» **Given task**
Return the entries verbatim and drop every picture.

++++ Task input

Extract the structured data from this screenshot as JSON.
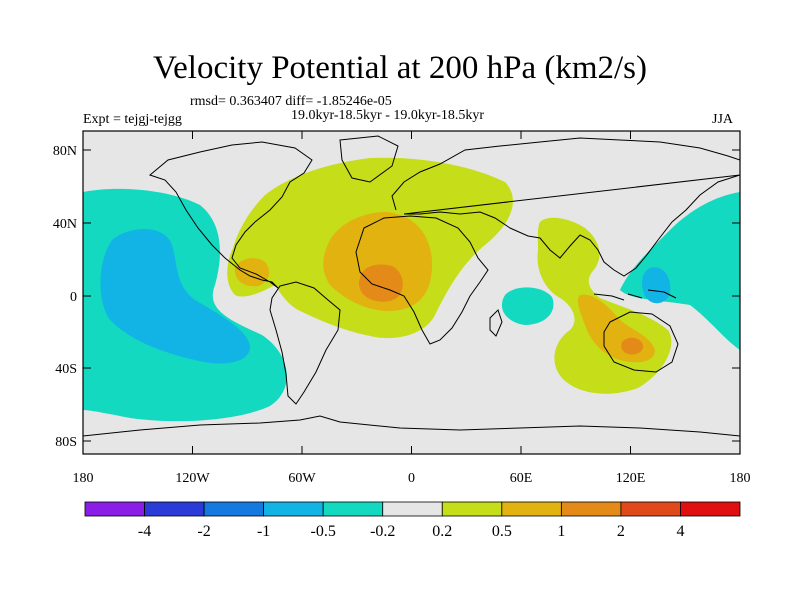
{
  "title": "Velocity Potential at 200 hPa (km2/s)",
  "stats": "rmsd= 0.363407 diff= -1.85246e-05",
  "period": "19.0kyr-18.5kyr - 19.0kyr-18.5kyr",
  "experiment": "Expt = tejgj-tejgg",
  "season": "JJA",
  "lat_ticks": [
    "80N",
    "40N",
    "0",
    "40S",
    "80S"
  ],
  "lon_ticks": [
    "180",
    "120W",
    "60W",
    "0",
    "60E",
    "120E",
    "180"
  ],
  "colorbar": {
    "colors": [
      "#8a1ee6",
      "#2a3bd8",
      "#1579e0",
      "#12b4e6",
      "#12d9c0",
      "#e6e6e6",
      "#c6dd1a",
      "#e1b210",
      "#e38a18",
      "#e0491a",
      "#e01010"
    ],
    "labels": [
      "-4",
      "-2",
      "-1",
      "-0.5",
      "-0.2",
      "0.2",
      "0.5",
      "1",
      "2",
      "4"
    ]
  },
  "colors": {
    "background_field": "#e6e6e6",
    "coast": "#000000"
  }
}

++++++++

» **Output of the task**
Extract the structured data from this screenshot as JSON.
{
  "title": "Velocity Potential at 200 hPa (km2/s)",
  "stats": "rmsd= 0.363407 diff= -1.85246e-05",
  "period": "19.0kyr-18.5kyr - 19.0kyr-18.5kyr",
  "experiment": "Expt = tejgj-tejgg",
  "season": "JJA",
  "lat_ticks": [
    "80N",
    "40N",
    "0",
    "40S",
    "80S"
  ],
  "lon_ticks": [
    "180",
    "120W",
    "60W",
    "0",
    "60E",
    "120E",
    "180"
  ],
  "colorbar": {
    "colors": [
      "#8a1ee6",
      "#2a3bd8",
      "#1579e0",
      "#12b4e6",
      "#12d9c0",
      "#e6e6e6",
      "#c6dd1a",
      "#e1b210",
      "#e38a18",
      "#e0491a",
      "#e01010"
    ],
    "labels": [
      "-4",
      "-2",
      "-1",
      "-0.5",
      "-0.2",
      "0.2",
      "0.5",
      "1",
      "2",
      "4"
    ]
  },
  "colors": {
    "background_field": "#e6e6e6",
    "coast": "#000000"
  }
}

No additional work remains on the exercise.